# AIM:
Extract each line holding the word "type" from the entries.

╭─ LISTED RECORDS

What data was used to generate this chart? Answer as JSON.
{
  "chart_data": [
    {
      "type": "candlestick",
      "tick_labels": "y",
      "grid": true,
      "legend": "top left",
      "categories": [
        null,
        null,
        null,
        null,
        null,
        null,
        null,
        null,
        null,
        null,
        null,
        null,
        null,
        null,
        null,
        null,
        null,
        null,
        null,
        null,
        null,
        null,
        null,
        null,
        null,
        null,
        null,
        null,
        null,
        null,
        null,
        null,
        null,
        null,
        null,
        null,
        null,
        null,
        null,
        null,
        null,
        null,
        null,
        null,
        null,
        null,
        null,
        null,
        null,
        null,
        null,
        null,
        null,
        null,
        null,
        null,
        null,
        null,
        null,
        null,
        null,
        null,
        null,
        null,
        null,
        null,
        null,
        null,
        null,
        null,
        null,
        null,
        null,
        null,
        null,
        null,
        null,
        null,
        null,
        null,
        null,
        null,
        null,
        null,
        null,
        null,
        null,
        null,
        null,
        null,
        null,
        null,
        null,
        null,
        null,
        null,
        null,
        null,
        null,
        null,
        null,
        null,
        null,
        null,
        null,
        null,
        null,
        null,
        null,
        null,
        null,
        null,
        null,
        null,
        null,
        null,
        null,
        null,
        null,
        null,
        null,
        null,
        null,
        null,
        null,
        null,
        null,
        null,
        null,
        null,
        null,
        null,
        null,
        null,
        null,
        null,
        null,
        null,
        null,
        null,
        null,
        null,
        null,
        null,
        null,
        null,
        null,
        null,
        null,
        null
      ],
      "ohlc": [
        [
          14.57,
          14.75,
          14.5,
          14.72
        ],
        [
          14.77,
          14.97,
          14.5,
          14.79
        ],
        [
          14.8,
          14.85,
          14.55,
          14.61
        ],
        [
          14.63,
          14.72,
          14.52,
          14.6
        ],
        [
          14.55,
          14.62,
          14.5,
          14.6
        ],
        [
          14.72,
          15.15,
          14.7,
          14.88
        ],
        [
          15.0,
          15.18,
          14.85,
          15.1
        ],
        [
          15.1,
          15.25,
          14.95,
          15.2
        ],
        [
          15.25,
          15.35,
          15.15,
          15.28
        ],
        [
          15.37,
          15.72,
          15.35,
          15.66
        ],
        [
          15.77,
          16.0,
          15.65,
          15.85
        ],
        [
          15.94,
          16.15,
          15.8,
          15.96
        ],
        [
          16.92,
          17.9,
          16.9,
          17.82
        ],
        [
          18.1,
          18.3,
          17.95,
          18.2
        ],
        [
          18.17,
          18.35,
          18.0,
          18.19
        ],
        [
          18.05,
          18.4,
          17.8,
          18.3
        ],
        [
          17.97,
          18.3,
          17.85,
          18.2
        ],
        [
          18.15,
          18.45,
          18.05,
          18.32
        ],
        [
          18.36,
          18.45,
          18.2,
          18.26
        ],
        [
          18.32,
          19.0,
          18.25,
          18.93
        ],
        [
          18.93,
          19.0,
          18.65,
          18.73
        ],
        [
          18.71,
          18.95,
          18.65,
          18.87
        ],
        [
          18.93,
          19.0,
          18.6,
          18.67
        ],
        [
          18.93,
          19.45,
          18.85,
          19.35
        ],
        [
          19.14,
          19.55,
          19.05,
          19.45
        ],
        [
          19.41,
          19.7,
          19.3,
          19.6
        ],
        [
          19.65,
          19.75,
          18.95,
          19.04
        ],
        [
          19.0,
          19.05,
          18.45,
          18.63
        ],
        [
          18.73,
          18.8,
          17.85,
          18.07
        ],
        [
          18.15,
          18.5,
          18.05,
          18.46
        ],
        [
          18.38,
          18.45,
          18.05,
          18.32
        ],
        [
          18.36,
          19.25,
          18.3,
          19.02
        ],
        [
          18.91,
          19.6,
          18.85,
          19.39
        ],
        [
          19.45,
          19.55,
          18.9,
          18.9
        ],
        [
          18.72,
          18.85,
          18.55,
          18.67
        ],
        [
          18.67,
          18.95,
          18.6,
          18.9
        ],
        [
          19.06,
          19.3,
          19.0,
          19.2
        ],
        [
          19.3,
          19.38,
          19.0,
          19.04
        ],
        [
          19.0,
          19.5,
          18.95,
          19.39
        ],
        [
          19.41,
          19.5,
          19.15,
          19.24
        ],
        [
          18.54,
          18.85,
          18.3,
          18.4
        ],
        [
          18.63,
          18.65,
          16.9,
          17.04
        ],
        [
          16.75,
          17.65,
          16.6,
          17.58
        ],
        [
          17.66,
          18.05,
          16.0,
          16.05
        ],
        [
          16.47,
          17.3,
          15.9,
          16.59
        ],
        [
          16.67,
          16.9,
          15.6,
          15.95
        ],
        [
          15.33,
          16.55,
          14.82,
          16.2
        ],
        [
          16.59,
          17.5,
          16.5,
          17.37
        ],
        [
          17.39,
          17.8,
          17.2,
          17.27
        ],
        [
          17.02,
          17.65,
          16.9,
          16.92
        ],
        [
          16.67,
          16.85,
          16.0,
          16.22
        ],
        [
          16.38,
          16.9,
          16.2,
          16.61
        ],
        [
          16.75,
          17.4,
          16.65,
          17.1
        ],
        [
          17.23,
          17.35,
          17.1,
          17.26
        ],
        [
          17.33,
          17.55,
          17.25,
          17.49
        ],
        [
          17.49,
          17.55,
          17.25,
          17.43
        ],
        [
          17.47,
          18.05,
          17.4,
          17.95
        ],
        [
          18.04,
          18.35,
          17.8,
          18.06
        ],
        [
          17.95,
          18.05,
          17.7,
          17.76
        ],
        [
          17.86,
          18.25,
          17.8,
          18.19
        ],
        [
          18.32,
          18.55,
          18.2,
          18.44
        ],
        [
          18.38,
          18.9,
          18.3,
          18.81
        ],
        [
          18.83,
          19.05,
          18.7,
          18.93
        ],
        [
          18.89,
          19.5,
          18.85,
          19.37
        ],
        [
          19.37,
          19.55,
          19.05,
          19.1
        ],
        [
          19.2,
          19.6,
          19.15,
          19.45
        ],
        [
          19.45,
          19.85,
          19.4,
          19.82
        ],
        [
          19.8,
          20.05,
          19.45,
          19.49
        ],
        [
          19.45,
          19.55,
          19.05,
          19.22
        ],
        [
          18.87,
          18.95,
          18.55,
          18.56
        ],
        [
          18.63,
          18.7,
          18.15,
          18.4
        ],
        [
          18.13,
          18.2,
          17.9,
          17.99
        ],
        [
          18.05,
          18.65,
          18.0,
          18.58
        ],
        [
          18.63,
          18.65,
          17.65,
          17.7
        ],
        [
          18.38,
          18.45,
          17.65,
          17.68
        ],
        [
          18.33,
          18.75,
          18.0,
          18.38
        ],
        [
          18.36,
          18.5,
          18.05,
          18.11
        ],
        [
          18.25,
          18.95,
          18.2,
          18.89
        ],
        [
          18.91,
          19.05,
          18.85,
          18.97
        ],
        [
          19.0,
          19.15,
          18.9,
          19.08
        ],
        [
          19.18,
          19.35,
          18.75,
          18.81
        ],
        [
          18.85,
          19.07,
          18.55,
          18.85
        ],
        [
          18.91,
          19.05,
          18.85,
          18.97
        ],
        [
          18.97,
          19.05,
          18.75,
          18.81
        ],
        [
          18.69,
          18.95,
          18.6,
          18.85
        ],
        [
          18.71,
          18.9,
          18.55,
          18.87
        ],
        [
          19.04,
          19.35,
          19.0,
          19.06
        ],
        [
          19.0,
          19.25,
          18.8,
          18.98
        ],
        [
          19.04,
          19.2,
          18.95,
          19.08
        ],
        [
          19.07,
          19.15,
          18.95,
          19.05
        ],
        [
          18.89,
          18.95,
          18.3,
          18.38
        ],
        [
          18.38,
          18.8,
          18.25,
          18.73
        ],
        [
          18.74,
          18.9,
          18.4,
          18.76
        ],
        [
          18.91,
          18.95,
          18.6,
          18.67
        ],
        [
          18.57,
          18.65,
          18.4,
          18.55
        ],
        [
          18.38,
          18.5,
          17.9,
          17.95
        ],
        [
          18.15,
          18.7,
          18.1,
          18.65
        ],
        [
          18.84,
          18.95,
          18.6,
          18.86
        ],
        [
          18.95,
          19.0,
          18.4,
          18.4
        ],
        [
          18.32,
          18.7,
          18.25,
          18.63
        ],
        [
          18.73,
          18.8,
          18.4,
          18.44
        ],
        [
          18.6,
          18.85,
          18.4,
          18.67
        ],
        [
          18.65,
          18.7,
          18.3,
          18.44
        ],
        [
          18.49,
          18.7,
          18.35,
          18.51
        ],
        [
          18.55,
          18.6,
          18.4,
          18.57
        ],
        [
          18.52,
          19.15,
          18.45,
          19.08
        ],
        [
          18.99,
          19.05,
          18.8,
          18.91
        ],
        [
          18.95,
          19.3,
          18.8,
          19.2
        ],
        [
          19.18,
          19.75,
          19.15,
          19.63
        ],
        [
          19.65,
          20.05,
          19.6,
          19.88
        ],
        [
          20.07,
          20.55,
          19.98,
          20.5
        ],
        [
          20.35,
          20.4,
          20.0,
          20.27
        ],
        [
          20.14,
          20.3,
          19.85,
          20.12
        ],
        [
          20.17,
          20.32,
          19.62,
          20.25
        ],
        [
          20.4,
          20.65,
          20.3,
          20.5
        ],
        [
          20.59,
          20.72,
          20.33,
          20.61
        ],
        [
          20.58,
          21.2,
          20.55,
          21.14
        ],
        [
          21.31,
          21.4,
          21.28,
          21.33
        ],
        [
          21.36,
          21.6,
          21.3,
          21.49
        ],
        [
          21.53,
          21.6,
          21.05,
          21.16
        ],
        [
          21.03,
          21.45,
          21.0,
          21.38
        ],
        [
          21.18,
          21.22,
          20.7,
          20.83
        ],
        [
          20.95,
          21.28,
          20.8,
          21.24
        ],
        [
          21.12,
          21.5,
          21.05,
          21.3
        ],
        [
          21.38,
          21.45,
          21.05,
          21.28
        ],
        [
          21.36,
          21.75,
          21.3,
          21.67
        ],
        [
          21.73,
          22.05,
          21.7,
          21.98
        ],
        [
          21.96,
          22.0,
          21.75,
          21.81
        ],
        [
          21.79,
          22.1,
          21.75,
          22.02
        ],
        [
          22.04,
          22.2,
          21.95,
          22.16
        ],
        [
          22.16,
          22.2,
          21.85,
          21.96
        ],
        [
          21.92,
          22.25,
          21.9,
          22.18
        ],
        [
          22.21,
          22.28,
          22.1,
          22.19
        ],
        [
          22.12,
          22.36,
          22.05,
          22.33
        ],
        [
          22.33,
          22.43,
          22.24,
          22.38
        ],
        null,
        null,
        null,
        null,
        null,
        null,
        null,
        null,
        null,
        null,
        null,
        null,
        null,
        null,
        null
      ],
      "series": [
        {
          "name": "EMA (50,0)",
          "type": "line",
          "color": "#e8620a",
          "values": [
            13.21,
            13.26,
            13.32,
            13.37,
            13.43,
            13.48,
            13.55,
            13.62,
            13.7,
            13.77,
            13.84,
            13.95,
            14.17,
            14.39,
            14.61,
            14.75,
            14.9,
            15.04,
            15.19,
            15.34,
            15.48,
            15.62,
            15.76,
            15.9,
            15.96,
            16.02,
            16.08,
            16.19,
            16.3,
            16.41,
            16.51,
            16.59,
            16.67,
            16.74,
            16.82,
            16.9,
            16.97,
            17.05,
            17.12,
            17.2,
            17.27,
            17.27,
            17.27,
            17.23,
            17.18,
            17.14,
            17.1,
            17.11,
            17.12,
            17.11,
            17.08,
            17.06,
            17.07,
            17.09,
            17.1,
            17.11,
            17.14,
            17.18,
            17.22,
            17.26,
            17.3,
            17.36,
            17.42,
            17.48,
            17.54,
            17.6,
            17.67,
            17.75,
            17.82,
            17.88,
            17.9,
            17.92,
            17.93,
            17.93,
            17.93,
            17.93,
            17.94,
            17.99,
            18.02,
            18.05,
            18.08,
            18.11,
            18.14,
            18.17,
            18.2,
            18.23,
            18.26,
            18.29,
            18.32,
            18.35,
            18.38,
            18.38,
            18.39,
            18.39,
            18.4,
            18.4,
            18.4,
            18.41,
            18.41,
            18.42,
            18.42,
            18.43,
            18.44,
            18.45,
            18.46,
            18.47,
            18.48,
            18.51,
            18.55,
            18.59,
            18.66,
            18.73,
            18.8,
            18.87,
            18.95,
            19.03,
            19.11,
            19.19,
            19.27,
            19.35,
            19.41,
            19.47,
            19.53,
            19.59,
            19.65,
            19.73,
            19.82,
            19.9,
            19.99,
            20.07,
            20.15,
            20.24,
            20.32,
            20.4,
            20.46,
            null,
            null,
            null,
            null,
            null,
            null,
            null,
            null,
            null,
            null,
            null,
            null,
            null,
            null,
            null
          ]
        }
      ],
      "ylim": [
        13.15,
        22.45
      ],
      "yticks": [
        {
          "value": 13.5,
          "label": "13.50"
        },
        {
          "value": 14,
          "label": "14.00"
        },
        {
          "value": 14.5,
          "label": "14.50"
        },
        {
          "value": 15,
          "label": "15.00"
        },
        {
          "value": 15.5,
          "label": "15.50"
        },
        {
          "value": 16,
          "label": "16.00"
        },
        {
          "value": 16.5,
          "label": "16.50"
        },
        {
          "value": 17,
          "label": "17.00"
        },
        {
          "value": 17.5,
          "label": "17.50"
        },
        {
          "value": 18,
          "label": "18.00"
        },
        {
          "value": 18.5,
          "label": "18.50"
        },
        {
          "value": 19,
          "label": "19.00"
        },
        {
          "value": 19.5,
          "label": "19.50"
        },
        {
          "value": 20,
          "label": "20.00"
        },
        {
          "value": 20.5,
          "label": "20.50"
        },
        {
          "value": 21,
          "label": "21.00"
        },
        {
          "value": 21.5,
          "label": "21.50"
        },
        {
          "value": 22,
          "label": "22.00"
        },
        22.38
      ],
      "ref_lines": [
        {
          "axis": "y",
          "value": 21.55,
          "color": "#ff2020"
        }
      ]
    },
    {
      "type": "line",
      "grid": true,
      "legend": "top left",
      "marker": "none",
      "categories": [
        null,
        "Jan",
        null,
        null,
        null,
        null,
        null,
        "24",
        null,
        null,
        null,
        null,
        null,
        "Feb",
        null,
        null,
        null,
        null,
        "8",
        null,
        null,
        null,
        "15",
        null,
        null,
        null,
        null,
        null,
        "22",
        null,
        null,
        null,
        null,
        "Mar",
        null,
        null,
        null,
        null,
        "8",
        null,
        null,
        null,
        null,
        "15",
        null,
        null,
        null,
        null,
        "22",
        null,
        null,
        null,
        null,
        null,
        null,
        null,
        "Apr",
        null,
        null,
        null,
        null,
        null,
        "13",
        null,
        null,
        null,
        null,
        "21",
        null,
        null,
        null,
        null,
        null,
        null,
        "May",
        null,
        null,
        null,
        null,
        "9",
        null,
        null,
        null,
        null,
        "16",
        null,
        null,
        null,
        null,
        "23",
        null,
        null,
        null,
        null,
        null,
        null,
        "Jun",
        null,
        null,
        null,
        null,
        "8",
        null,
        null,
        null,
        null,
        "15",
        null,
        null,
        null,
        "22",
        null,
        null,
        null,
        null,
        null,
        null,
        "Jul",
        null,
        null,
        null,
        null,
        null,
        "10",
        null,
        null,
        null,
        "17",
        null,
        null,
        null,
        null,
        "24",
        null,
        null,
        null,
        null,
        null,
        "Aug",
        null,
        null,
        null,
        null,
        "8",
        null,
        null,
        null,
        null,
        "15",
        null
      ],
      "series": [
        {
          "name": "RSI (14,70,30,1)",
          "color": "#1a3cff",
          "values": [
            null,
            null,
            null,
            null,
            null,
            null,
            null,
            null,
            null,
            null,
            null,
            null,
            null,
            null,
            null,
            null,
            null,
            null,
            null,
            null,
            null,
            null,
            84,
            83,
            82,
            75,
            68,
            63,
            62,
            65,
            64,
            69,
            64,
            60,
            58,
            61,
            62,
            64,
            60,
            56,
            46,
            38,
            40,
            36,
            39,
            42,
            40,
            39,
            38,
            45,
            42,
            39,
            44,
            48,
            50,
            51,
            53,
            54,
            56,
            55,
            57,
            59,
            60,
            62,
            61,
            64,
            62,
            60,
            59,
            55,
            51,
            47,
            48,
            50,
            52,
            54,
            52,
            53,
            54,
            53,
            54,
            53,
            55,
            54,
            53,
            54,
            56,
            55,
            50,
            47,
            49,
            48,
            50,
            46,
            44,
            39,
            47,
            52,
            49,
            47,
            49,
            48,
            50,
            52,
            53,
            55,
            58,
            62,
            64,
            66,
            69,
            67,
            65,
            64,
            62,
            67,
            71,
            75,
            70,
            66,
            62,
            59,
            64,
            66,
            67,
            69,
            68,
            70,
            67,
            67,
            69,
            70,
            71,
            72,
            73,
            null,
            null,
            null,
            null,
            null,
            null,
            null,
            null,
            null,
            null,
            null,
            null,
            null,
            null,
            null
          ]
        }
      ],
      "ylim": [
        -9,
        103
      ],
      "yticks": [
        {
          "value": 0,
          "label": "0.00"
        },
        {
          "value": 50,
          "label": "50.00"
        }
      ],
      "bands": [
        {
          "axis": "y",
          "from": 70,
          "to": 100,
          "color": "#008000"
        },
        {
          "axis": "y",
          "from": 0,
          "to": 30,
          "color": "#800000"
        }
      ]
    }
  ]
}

╰─

# EXERCISE ANSWER:
      "type": "candlestick",
          "type": "line",
      "type": "line",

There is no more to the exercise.